• _Description of the task_
Exact reproduction of the data is required, with images excluded.
■ ■ ■ ■
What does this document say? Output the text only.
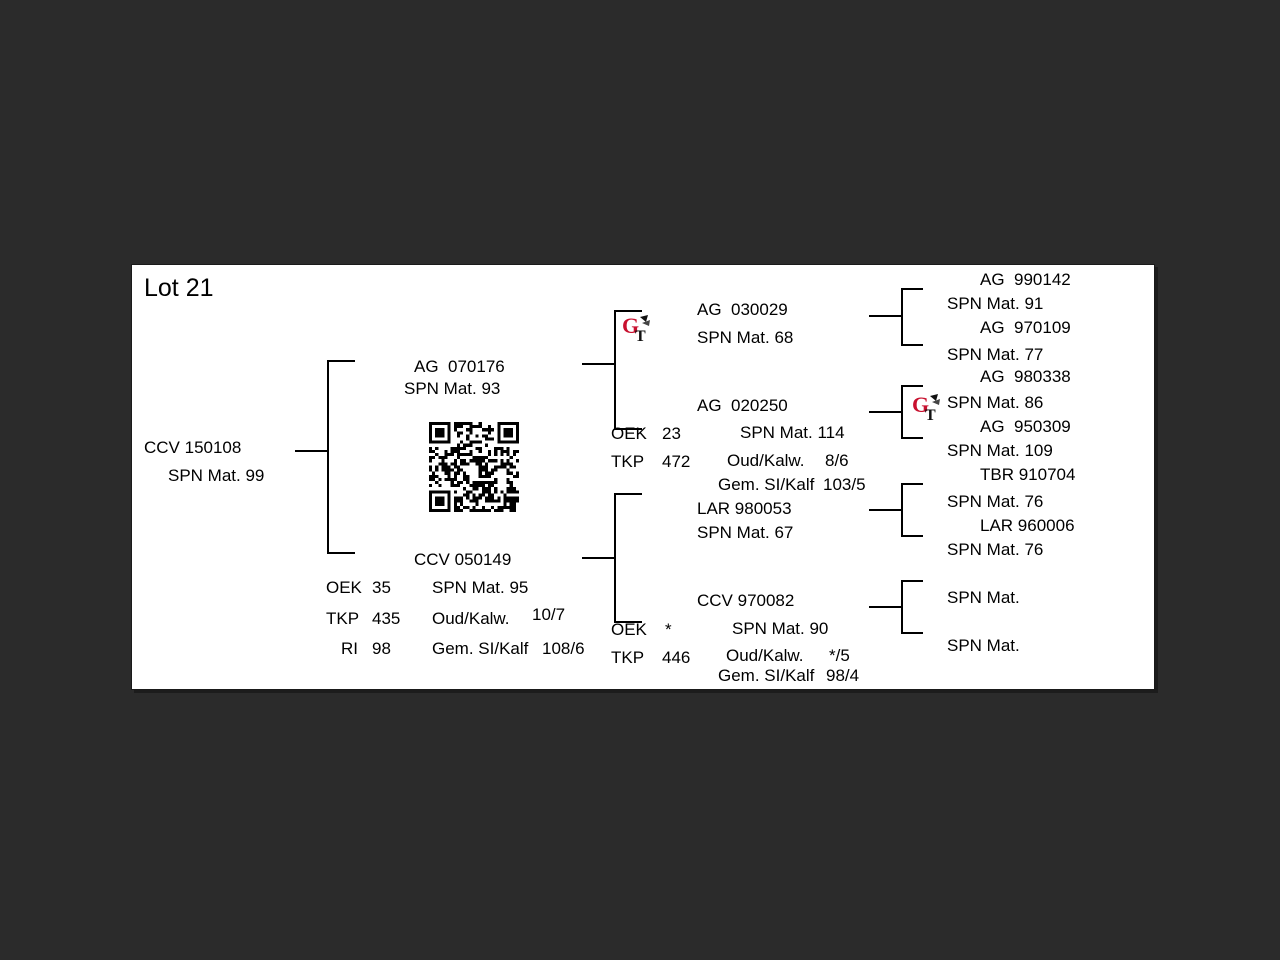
Lot 21
CCV 150108
SPN Mat. 99
AG  070176
SPN Mat. 93
CCV 050149
SPN Mat. 95
OEK 35
TKP 435
RI 98
Oud/Kalw. 10/7
Gem. SI/Kalf 108/6
G
T
AG  030029
SPN Mat. 68
AG  020250
SPN Mat. 114
OEK 23
TKP 472 Oud/Kalw. 8/6
Gem. SI/Kalf 103/5
LAR 980053
SPN Mat. 67
CCV 970082
SPN Mat. 90
OEK *
TKP 446 Oud/Kalw. */5
Gem. SI/Kalf 98/4
AG  990142
SPN Mat. 91
AG  970109
SPN Mat. 77
AG  980338
G
T
SPN Mat. 86
AG  950309
SPN Mat. 109
TBR 910704
SPN Mat. 76
LAR 960006
SPN Mat. 76
SPN Mat.
SPN Mat.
■ ■ ■ ■
• _The completed task_
What does this document say? Output the text only.
Lot 21
CCV 150108
SPN Mat. 99
AG  070176
SPN Mat. 93
CCV 050149
SPN Mat. 95
OEK 35
TKP 435
RI 98
Oud/Kalw. 10/7
Gem. SI/Kalf 108/6
G
T
AG  030029
SPN Mat. 68
AG  020250
SPN Mat. 114
OEK 23
TKP 472 Oud/Kalw. 8/6
Gem. SI/Kalf 103/5
LAR 980053
SPN Mat. 67
CCV 970082
SPN Mat. 90
OEK *
TKP 446 Oud/Kalw. */5
Gem. SI/Kalf 98/4
AG  990142
SPN Mat. 91
AG  970109
SPN Mat. 77
AG  980338
G
T
SPN Mat. 86
AG  950309
SPN Mat. 109
TBR 910704
SPN Mat. 76
LAR 960006
SPN Mat. 76
SPN Mat.
SPN Mat.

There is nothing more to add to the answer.